Directions.
Tally all lines containing the word "Федерации". Give the number alone.

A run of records
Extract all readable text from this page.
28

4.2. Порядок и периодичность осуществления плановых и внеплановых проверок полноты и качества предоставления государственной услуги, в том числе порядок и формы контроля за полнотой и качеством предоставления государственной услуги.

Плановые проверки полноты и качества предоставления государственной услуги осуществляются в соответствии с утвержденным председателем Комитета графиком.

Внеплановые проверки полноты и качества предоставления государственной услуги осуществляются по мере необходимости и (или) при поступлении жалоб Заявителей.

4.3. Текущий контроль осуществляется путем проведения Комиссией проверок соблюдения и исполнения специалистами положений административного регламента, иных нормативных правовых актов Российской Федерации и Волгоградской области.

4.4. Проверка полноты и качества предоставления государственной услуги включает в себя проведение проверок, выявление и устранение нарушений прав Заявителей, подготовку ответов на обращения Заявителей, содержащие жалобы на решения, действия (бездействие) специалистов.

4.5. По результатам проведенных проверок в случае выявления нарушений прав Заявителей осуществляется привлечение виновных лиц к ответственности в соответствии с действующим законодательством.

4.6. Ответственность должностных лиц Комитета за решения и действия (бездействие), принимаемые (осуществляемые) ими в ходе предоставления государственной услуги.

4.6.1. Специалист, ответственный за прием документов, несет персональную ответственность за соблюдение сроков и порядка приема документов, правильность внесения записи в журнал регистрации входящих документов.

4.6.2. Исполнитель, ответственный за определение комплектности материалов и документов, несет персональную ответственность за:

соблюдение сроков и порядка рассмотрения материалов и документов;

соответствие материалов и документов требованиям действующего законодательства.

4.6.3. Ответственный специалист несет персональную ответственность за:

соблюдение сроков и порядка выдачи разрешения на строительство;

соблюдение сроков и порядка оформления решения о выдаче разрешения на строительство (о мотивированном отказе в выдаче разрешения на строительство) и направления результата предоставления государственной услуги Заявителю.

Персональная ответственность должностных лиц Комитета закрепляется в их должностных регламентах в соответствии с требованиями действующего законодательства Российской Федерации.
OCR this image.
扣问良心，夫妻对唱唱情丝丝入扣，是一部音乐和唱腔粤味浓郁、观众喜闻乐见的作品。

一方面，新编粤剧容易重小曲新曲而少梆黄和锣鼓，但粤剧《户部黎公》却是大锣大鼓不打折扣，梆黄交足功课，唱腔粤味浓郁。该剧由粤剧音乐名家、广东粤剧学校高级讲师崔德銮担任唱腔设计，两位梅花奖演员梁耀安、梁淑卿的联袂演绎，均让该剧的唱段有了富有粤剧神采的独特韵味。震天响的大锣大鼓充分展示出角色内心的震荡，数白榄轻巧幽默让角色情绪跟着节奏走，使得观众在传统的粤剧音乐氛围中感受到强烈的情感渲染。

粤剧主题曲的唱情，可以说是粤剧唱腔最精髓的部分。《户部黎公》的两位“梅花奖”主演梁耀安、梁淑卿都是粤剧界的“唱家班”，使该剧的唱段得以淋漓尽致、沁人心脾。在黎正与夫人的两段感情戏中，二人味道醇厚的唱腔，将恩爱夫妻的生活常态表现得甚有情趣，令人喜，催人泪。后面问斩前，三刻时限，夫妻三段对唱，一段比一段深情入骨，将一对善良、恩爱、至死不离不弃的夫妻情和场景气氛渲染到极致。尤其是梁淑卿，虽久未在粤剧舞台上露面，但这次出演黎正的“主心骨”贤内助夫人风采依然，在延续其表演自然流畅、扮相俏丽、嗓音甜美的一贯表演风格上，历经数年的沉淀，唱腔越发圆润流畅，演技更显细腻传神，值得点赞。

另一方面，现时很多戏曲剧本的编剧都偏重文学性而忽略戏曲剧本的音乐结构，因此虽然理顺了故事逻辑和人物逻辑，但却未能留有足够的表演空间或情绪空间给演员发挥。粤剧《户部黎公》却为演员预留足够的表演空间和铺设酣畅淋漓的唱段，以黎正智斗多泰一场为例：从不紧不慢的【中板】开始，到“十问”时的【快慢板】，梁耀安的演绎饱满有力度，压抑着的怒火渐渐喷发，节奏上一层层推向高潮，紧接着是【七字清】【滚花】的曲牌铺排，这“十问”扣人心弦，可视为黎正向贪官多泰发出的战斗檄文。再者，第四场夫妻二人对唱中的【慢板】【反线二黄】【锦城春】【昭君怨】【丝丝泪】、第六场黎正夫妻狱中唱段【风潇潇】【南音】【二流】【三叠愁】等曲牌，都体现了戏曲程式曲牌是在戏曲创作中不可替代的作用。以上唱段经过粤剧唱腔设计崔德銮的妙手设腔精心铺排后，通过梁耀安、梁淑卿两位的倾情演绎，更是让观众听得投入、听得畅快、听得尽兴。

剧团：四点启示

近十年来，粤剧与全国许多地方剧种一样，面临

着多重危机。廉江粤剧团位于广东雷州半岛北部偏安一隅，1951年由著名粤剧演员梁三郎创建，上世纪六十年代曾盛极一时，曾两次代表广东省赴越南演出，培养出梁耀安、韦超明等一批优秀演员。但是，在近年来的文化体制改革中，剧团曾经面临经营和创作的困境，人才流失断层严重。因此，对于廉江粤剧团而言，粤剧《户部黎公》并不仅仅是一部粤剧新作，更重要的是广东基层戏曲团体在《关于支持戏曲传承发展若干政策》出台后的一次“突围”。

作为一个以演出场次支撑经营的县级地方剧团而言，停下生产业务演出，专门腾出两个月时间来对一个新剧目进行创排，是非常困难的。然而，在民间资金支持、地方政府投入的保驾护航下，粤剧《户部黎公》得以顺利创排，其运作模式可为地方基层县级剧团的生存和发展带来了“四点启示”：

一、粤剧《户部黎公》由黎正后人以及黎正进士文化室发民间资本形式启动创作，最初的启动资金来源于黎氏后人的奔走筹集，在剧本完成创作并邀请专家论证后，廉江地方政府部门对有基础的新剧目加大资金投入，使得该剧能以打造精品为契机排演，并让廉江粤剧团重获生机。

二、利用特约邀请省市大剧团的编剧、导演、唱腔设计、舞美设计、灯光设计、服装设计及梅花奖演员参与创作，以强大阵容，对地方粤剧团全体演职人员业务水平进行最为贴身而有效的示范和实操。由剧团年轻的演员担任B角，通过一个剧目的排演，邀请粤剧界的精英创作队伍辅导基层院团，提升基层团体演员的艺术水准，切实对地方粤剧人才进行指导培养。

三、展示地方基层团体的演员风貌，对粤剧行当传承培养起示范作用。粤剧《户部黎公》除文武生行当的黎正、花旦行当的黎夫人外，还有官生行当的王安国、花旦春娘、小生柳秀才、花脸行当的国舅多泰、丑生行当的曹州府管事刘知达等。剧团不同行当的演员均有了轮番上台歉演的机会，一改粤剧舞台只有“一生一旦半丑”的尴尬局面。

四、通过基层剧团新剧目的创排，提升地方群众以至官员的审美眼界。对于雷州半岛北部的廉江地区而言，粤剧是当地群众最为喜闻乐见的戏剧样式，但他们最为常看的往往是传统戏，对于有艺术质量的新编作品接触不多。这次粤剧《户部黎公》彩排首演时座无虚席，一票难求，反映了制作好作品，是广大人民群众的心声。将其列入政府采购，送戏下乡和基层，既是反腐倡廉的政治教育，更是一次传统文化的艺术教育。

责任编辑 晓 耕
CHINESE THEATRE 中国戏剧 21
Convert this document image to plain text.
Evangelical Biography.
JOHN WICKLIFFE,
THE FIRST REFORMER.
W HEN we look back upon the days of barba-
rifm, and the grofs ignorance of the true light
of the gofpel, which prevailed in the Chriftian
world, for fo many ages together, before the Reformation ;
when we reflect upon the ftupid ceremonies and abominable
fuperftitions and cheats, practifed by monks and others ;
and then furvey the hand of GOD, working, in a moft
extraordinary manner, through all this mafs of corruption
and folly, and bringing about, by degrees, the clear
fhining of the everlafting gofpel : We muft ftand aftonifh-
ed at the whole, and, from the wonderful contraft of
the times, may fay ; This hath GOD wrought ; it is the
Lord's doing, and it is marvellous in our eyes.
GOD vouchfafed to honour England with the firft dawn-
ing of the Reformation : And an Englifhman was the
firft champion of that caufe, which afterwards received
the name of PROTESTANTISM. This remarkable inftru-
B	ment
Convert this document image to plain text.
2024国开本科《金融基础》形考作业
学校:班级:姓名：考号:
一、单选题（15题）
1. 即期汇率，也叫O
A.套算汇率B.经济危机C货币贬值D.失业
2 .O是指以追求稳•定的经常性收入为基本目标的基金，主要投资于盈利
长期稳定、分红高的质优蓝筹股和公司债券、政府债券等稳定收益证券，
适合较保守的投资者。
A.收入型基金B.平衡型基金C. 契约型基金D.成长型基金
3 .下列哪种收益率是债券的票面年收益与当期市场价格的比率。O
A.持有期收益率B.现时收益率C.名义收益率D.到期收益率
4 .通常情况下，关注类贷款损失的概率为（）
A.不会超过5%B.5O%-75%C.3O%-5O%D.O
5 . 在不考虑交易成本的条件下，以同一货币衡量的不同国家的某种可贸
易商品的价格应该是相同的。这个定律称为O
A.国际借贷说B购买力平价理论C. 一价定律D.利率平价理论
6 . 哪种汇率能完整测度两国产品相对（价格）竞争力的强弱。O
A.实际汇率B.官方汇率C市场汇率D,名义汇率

Reply to the exercise.
2